Go through the material and write it all out exactly, minus the pictures.

─── Entries provided ───

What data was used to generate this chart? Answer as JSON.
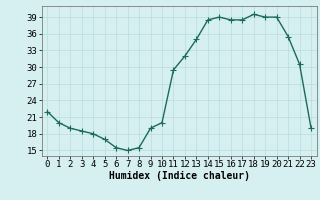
{
  "x": [
    0,
    1,
    2,
    3,
    4,
    5,
    6,
    7,
    8,
    9,
    10,
    11,
    12,
    13,
    14,
    15,
    16,
    17,
    18,
    19,
    20,
    21,
    22,
    23
  ],
  "y": [
    22,
    20,
    19,
    18.5,
    18,
    17,
    15.5,
    15,
    15.5,
    19,
    20,
    29.5,
    32,
    35,
    38.5,
    39,
    38.5,
    38.5,
    39.5,
    39,
    39,
    35.5,
    30.5,
    19
  ],
  "line_color": "#1a6b5a",
  "marker": "+",
  "marker_size": 4,
  "bg_color": "#d6eff0",
  "grid_color": "#b8dce0",
  "xlabel": "Humidex (Indice chaleur)",
  "xlim": [
    -0.5,
    23.5
  ],
  "ylim": [
    14,
    41
  ],
  "yticks": [
    15,
    18,
    21,
    24,
    27,
    30,
    33,
    36,
    39
  ],
  "xticks": [
    0,
    1,
    2,
    3,
    4,
    5,
    6,
    7,
    8,
    9,
    10,
    11,
    12,
    13,
    14,
    15,
    16,
    17,
    18,
    19,
    20,
    21,
    22,
    23
  ],
  "xlabel_fontsize": 7,
  "tick_fontsize": 6.5,
  "linewidth": 1.0
}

───

● Response
What data was used to generate this chart? Answer as JSON.
{
  "x": [
    0,
    1,
    2,
    3,
    4,
    5,
    6,
    7,
    8,
    9,
    10,
    11,
    12,
    13,
    14,
    15,
    16,
    17,
    18,
    19,
    20,
    21,
    22,
    23
  ],
  "y": [
    22,
    20,
    19,
    18.5,
    18,
    17,
    15.5,
    15,
    15.5,
    19,
    20,
    29.5,
    32,
    35,
    38.5,
    39,
    38.5,
    38.5,
    39.5,
    39,
    39,
    35.5,
    30.5,
    19
  ],
  "line_color": "#1a6b5a",
  "marker": "+",
  "marker_size": 4,
  "bg_color": "#d6eff0",
  "grid_color": "#b8dce0",
  "xlabel": "Humidex (Indice chaleur)",
  "xlim": [
    -0.5,
    23.5
  ],
  "ylim": [
    14,
    41
  ],
  "yticks": [
    15,
    18,
    21,
    24,
    27,
    30,
    33,
    36,
    39
  ],
  "xticks": [
    0,
    1,
    2,
    3,
    4,
    5,
    6,
    7,
    8,
    9,
    10,
    11,
    12,
    13,
    14,
    15,
    16,
    17,
    18,
    19,
    20,
    21,
    22,
    23
  ],
  "xlabel_fontsize": 7,
  "tick_fontsize": 6.5,
  "linewidth": 1.0
}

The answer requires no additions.